Exercise instructions: All of the material below is to be restated word for word, apart from the pictures.

Dataset content:
++++++++
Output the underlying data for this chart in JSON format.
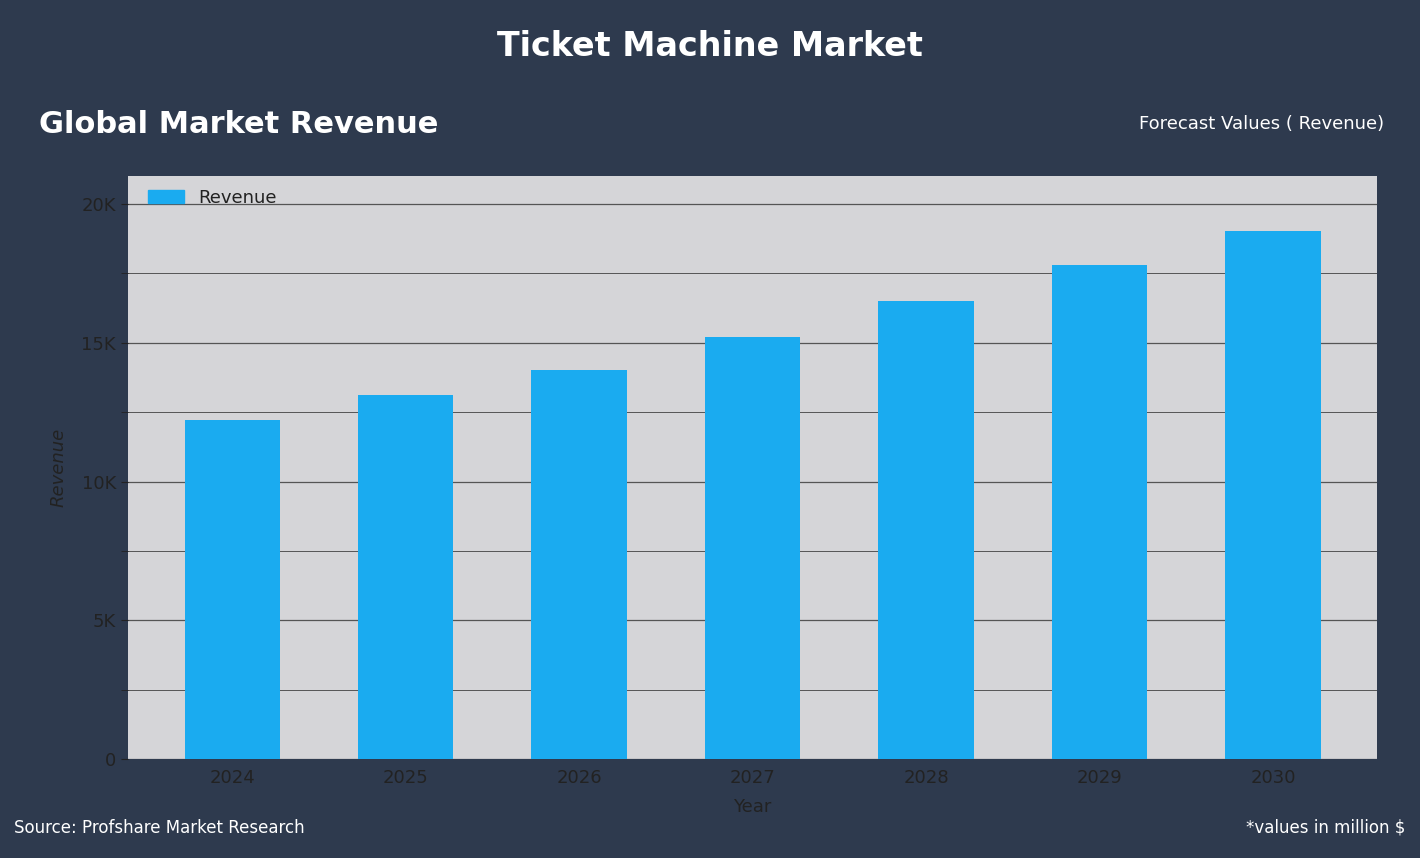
{
  "title": "Ticket Machine Market",
  "subtitle_box": "Global Market Revenue",
  "forecast_label": "Forecast Values ( Revenue)",
  "source_label": "Source: Profshare Market Research",
  "values_label": "*values in million $",
  "xlabel": "Year",
  "ylabel": "Revenue",
  "legend_label": "Revenue",
  "categories": [
    2024,
    2025,
    2026,
    2027,
    2028,
    2029,
    2030
  ],
  "values": [
    12200,
    13100,
    14000,
    15200,
    16500,
    17800,
    19000
  ],
  "bar_color": "#1AABF0",
  "bg_outer": "#2E3A4E",
  "bg_chart": "#D5D5D8",
  "title_color": "#FFFFFF",
  "subtitle_box_color": "#5B7BB0",
  "subtitle_text_color": "#FFFFFF",
  "forecast_color": "#FFFFFF",
  "axis_label_color": "#222222",
  "tick_color": "#222222",
  "source_color": "#FFFFFF",
  "ylim": [
    0,
    21000
  ],
  "yticks": [
    0,
    5000,
    10000,
    15000,
    20000
  ],
  "ytick_labels": [
    "0",
    "5K",
    "10K",
    "15K",
    "20K"
  ],
  "grid_color": "#555555",
  "title_fontsize": 24,
  "subtitle_fontsize": 22,
  "axis_label_fontsize": 13,
  "tick_fontsize": 13,
  "legend_fontsize": 13,
  "source_fontsize": 12,
  "forecast_fontsize": 13
}
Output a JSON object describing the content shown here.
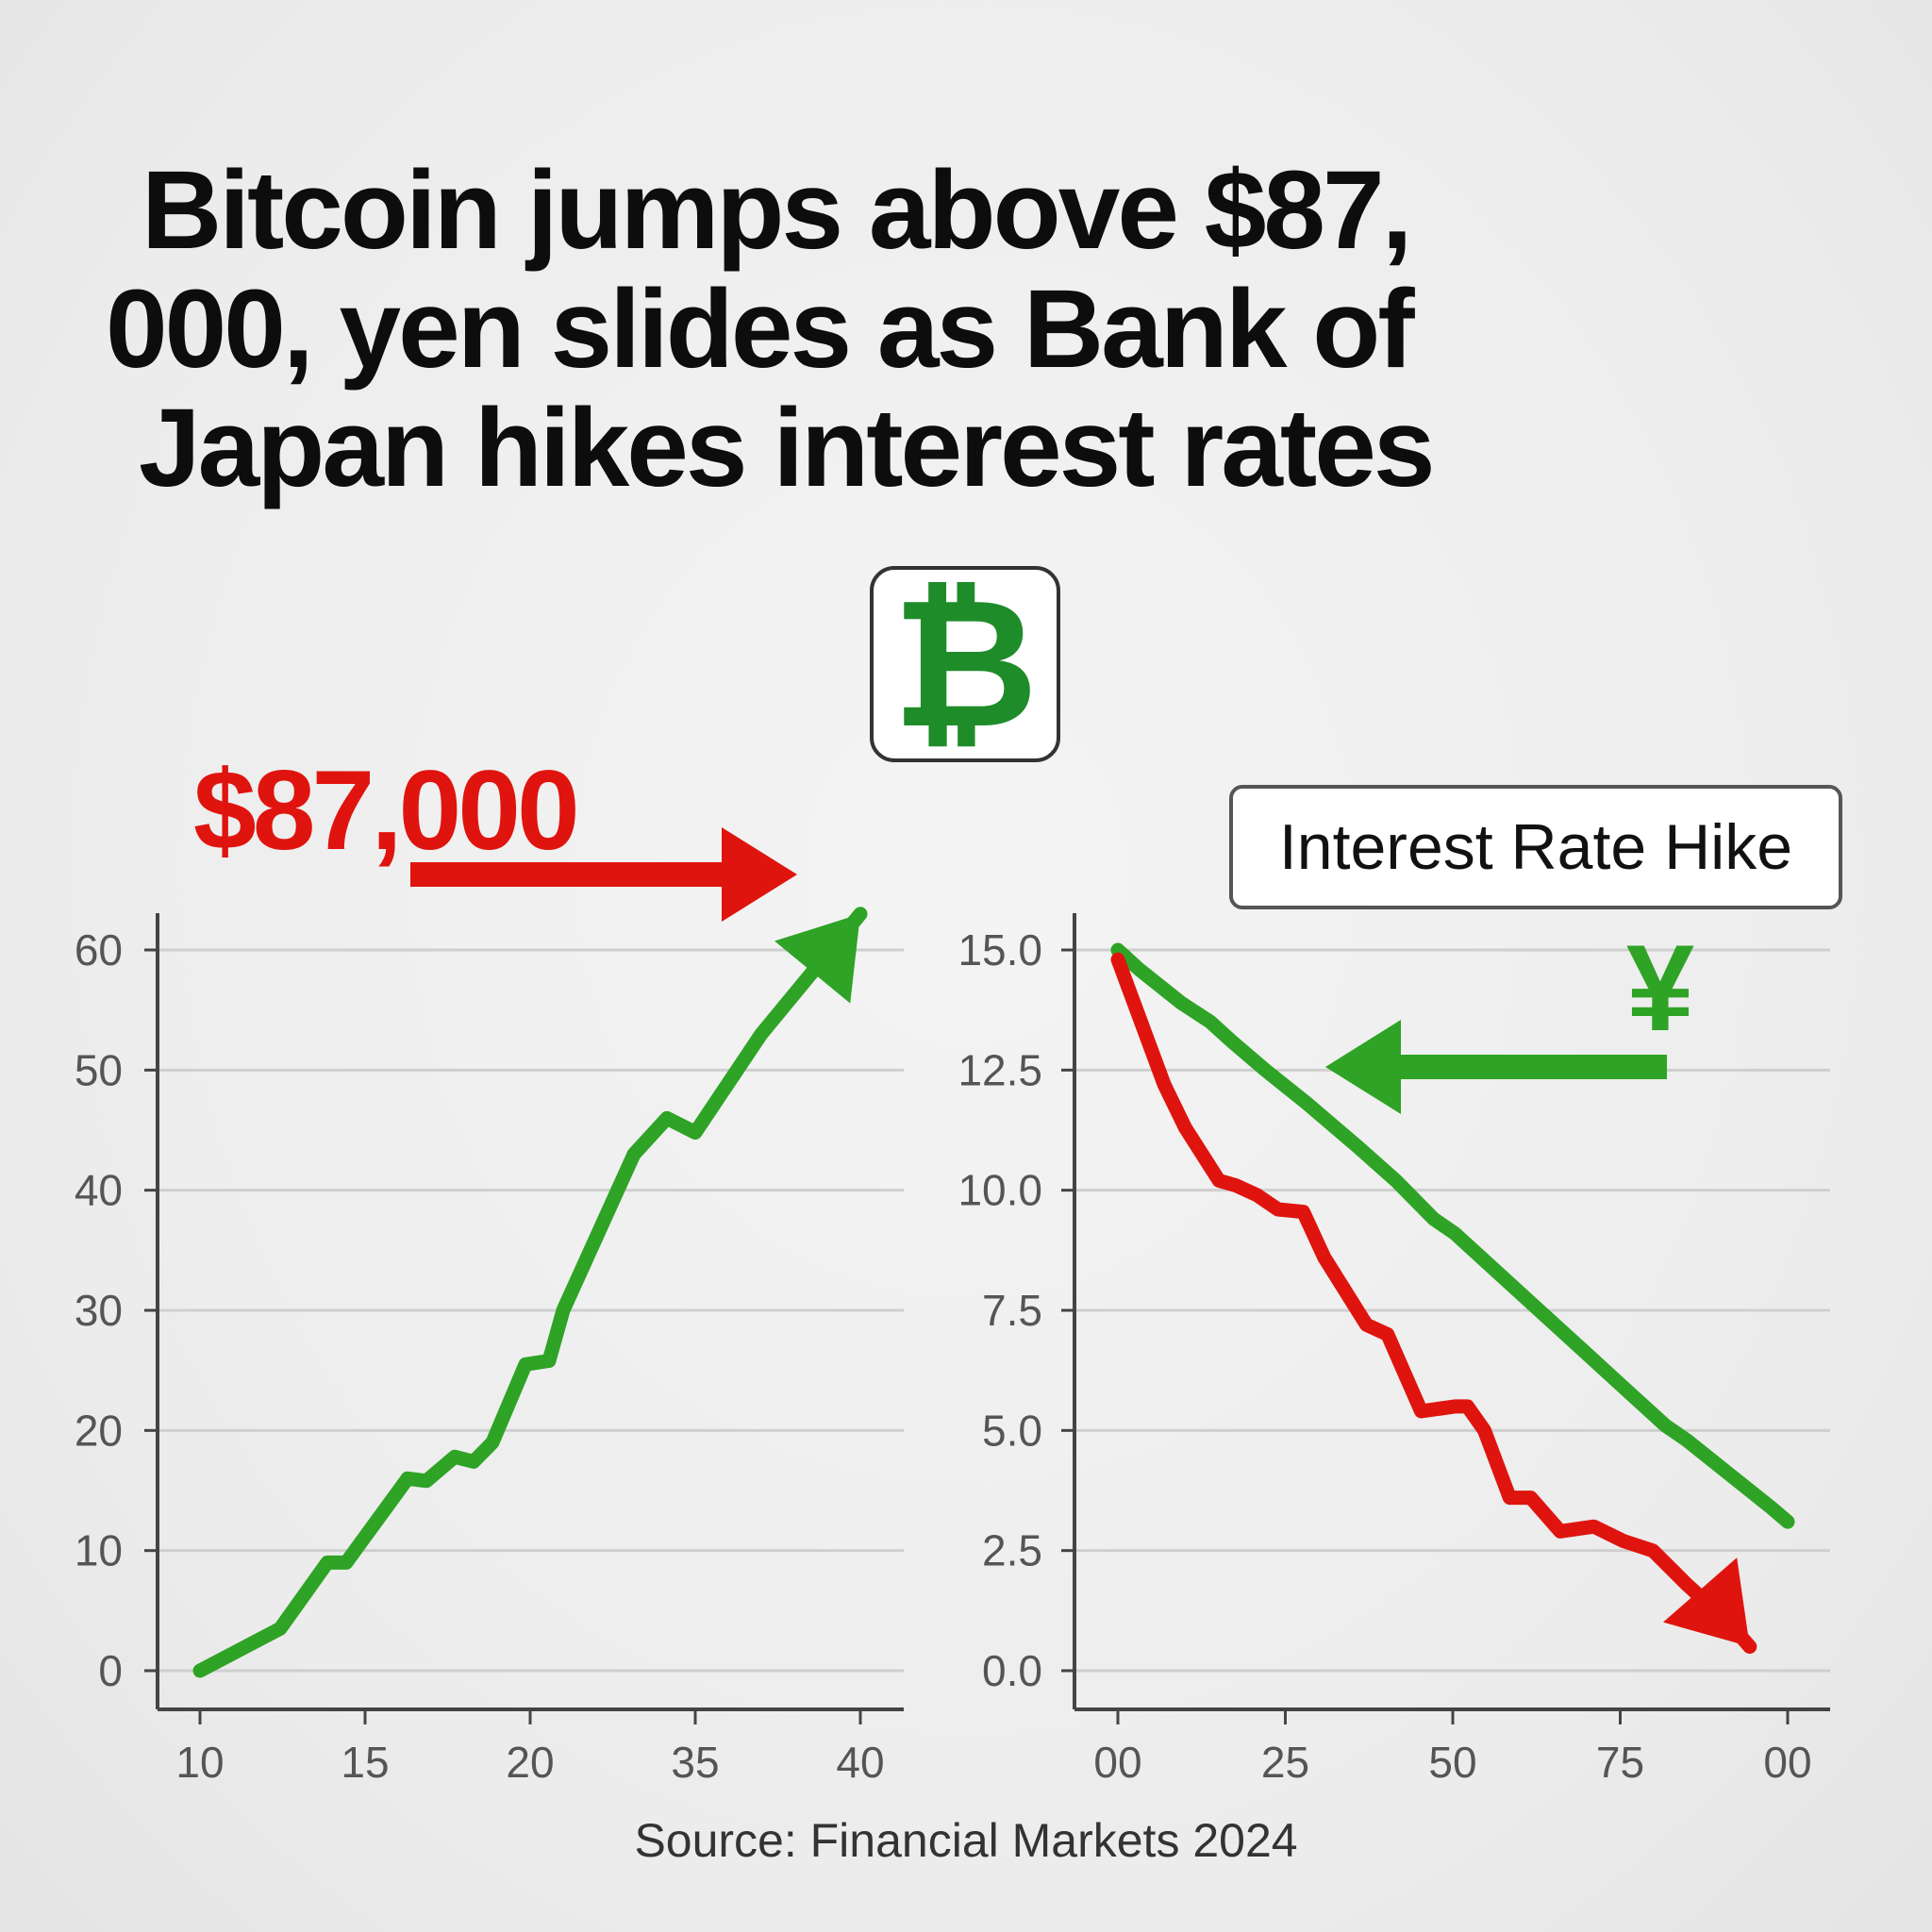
{
  "headline": {
    "line1": "Bitcoin jumps above $87,",
    "line2": "000, yen slides as Bank of",
    "line3": "Japan hikes interest rates"
  },
  "badge": {
    "symbol": "₿",
    "icon": "bitcoin-icon"
  },
  "price_callout": "$87,000",
  "rate_label": "Interest Rate Hike",
  "yen_symbol": "¥",
  "source": "Source: Financial Markets 2024",
  "colors": {
    "green": "#2ea325",
    "red": "#e0140e",
    "badge_green": "#1f8c2a",
    "text": "#0d0d0d"
  },
  "chart_data": [
    {
      "type": "line",
      "title": "",
      "xlabel": "",
      "ylabel": "",
      "ylim": [
        0,
        60
      ],
      "grid": true,
      "x_ticks": [
        "10",
        "15",
        "20",
        "35",
        "40"
      ],
      "y_ticks": [
        "0",
        "10",
        "20",
        "30",
        "40",
        "50",
        "60"
      ],
      "series": [
        {
          "color": "green",
          "end_arrow": true,
          "points": [
            [
              0,
              0
            ],
            [
              0.17,
              3.5
            ],
            [
              0.27,
              9
            ],
            [
              0.31,
              9
            ],
            [
              0.44,
              16
            ],
            [
              0.48,
              15.8
            ],
            [
              0.54,
              17.8
            ],
            [
              0.58,
              17.4
            ],
            [
              0.62,
              19
            ],
            [
              0.69,
              25.5
            ],
            [
              0.74,
              25.8
            ],
            [
              0.77,
              30
            ],
            [
              0.92,
              43
            ],
            [
              0.99,
              46
            ],
            [
              1.05,
              44.8
            ],
            [
              1.19,
              53
            ],
            [
              1.4,
              63
            ]
          ]
        }
      ]
    },
    {
      "type": "line",
      "title": "",
      "xlabel": "",
      "ylabel": "",
      "ylim": [
        0,
        15
      ],
      "grid": true,
      "x_ticks": [
        "00",
        "25",
        "50",
        "75",
        "00"
      ],
      "y_ticks": [
        "0.0",
        "2.5",
        "5.0",
        "7.5",
        "10.0",
        "12.5",
        "15.0"
      ],
      "series": [
        {
          "color": "green",
          "end_arrow": false,
          "points": [
            [
              0.25,
              15.0
            ],
            [
              0.3,
              14.6
            ],
            [
              0.4,
              13.9
            ],
            [
              0.47,
              13.5
            ],
            [
              0.52,
              13.1
            ],
            [
              0.6,
              12.5
            ],
            [
              0.7,
              11.8
            ],
            [
              0.82,
              10.9
            ],
            [
              0.91,
              10.2
            ],
            [
              1.0,
              9.4
            ],
            [
              1.05,
              9.1
            ],
            [
              1.15,
              8.3
            ],
            [
              1.25,
              7.5
            ],
            [
              1.35,
              6.7
            ],
            [
              1.45,
              5.9
            ],
            [
              1.55,
              5.1
            ],
            [
              1.6,
              4.8
            ],
            [
              1.7,
              4.1
            ],
            [
              1.8,
              3.4
            ],
            [
              1.84,
              3.1
            ]
          ]
        },
        {
          "color": "red",
          "end_arrow": true,
          "points": [
            [
              0.25,
              14.8
            ],
            [
              0.36,
              12.2
            ],
            [
              0.41,
              11.3
            ],
            [
              0.49,
              10.2
            ],
            [
              0.53,
              10.1
            ],
            [
              0.58,
              9.9
            ],
            [
              0.63,
              9.6
            ],
            [
              0.69,
              9.55
            ],
            [
              0.74,
              8.6
            ],
            [
              0.84,
              7.2
            ],
            [
              0.89,
              7.0
            ],
            [
              0.97,
              5.4
            ],
            [
              1.05,
              5.5
            ],
            [
              1.08,
              5.5
            ],
            [
              1.12,
              5.0
            ],
            [
              1.18,
              3.6
            ],
            [
              1.23,
              3.6
            ],
            [
              1.3,
              2.9
            ],
            [
              1.38,
              3.0
            ],
            [
              1.45,
              2.7
            ],
            [
              1.52,
              2.5
            ],
            [
              1.6,
              1.8
            ],
            [
              1.7,
              1.0
            ],
            [
              1.75,
              0.5
            ]
          ]
        }
      ]
    }
  ]
}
++++++++
Exercise answer:
Output the underlying data for this chart in JSON format.
{
  "title": "Ticket Machine Market",
  "subtitle_box": "Global Market Revenue",
  "forecast_label": "Forecast Values ( Revenue)",
  "source_label": "Source: Profshare Market Research",
  "values_label": "*values in million $",
  "xlabel": "Year",
  "ylabel": "Revenue",
  "legend_label": "Revenue",
  "categories": [
    2024,
    2025,
    2026,
    2027,
    2028,
    2029,
    2030
  ],
  "values": [
    12200,
    13100,
    14000,
    15200,
    16500,
    17800,
    19000
  ],
  "bar_color": "#1AABF0",
  "bg_outer": "#2E3A4E",
  "bg_chart": "#D5D5D8",
  "title_color": "#FFFFFF",
  "subtitle_box_color": "#5B7BB0",
  "subtitle_text_color": "#FFFFFF",
  "forecast_color": "#FFFFFF",
  "axis_label_color": "#222222",
  "tick_color": "#222222",
  "source_color": "#FFFFFF",
  "ylim": [
    0,
    21000
  ],
  "yticks": [
    0,
    5000,
    10000,
    15000,
    20000
  ],
  "ytick_labels": [
    "0",
    "5K",
    "10K",
    "15K",
    "20K"
  ],
  "grid_color": "#555555",
  "title_fontsize": 24,
  "subtitle_fontsize": 22,
  "axis_label_fontsize": 13,
  "tick_fontsize": 13,
  "legend_fontsize": 13,
  "source_fontsize": 12,
  "forecast_fontsize": 13
}
Output a JSON object describing the content shown here.
{
  "headline": {
    "line1": "Bitcoin jumps above $87,",
    "line2": "000, yen slides as Bank of",
    "line3": "Japan hikes interest rates"
  },
  "badge": {
    "symbol": "₿",
    "icon": "bitcoin-icon"
  },
  "price_callout": "$87,000",
  "rate_label": "Interest Rate Hike",
  "yen_symbol": "¥",
  "source": "Source: Financial Markets 2024",
  "colors": {
    "green": "#2ea325",
    "red": "#e0140e",
    "badge_green": "#1f8c2a",
    "text": "#0d0d0d"
  },
  "chart_data": [
    {
      "type": "line",
      "title": "",
      "xlabel": "",
      "ylabel": "",
      "ylim": [
        0,
        60
      ],
      "grid": true,
      "x_ticks": [
        "10",
        "15",
        "20",
        "35",
        "40"
      ],
      "y_ticks": [
        "0",
        "10",
        "20",
        "30",
        "40",
        "50",
        "60"
      ],
      "series": [
        {
          "color": "green",
          "end_arrow": true,
          "points": [
            [
              0,
              0
            ],
            [
              0.17,
              3.5
            ],
            [
              0.27,
              9
            ],
            [
              0.31,
              9
            ],
            [
              0.44,
              16
            ],
            [
              0.48,
              15.8
            ],
            [
              0.54,
              17.8
            ],
            [
              0.58,
              17.4
            ],
            [
              0.62,
              19
            ],
            [
              0.69,
              25.5
            ],
            [
              0.74,
              25.8
            ],
            [
              0.77,
              30
            ],
            [
              0.92,
              43
            ],
            [
              0.99,
              46
            ],
            [
              1.05,
              44.8
            ],
            [
              1.19,
              53
            ],
            [
              1.4,
              63
            ]
          ]
        }
      ]
    },
    {
      "type": "line",
      "title": "",
      "xlabel": "",
      "ylabel": "",
      "ylim": [
        0,
        15
      ],
      "grid": true,
      "x_ticks": [
        "00",
        "25",
        "50",
        "75",
        "00"
      ],
      "y_ticks": [
        "0.0",
        "2.5",
        "5.0",
        "7.5",
        "10.0",
        "12.5",
        "15.0"
      ],
      "series": [
        {
          "color": "green",
          "end_arrow": false,
          "points": [
            [
              0.25,
              15.0
            ],
            [
              0.3,
              14.6
            ],
            [
              0.4,
              13.9
            ],
            [
              0.47,
              13.5
            ],
            [
              0.52,
              13.1
            ],
            [
              0.6,
              12.5
            ],
            [
              0.7,
              11.8
            ],
            [
              0.82,
              10.9
            ],
            [
              0.91,
              10.2
            ],
            [
              1.0,
              9.4
            ],
            [
              1.05,
              9.1
            ],
            [
              1.15,
              8.3
            ],
            [
              1.25,
              7.5
            ],
            [
              1.35,
              6.7
            ],
            [
              1.45,
              5.9
            ],
            [
              1.55,
              5.1
            ],
            [
              1.6,
              4.8
            ],
            [
              1.7,
              4.1
            ],
            [
              1.8,
              3.4
            ],
            [
              1.84,
              3.1
            ]
          ]
        },
        {
          "color": "red",
          "end_arrow": true,
          "points": [
            [
              0.25,
              14.8
            ],
            [
              0.36,
              12.2
            ],
            [
              0.41,
              11.3
            ],
            [
              0.49,
              10.2
            ],
            [
              0.53,
              10.1
            ],
            [
              0.58,
              9.9
            ],
            [
              0.63,
              9.6
            ],
            [
              0.69,
              9.55
            ],
            [
              0.74,
              8.6
            ],
            [
              0.84,
              7.2
            ],
            [
              0.89,
              7.0
            ],
            [
              0.97,
              5.4
            ],
            [
              1.05,
              5.5
            ],
            [
              1.08,
              5.5
            ],
            [
              1.12,
              5.0
            ],
            [
              1.18,
              3.6
            ],
            [
              1.23,
              3.6
            ],
            [
              1.3,
              2.9
            ],
            [
              1.38,
              3.0
            ],
            [
              1.45,
              2.7
            ],
            [
              1.52,
              2.5
            ],
            [
              1.6,
              1.8
            ],
            [
              1.7,
              1.0
            ],
            [
              1.75,
              0.5
            ]
          ]
        }
      ]
    }
  ]
}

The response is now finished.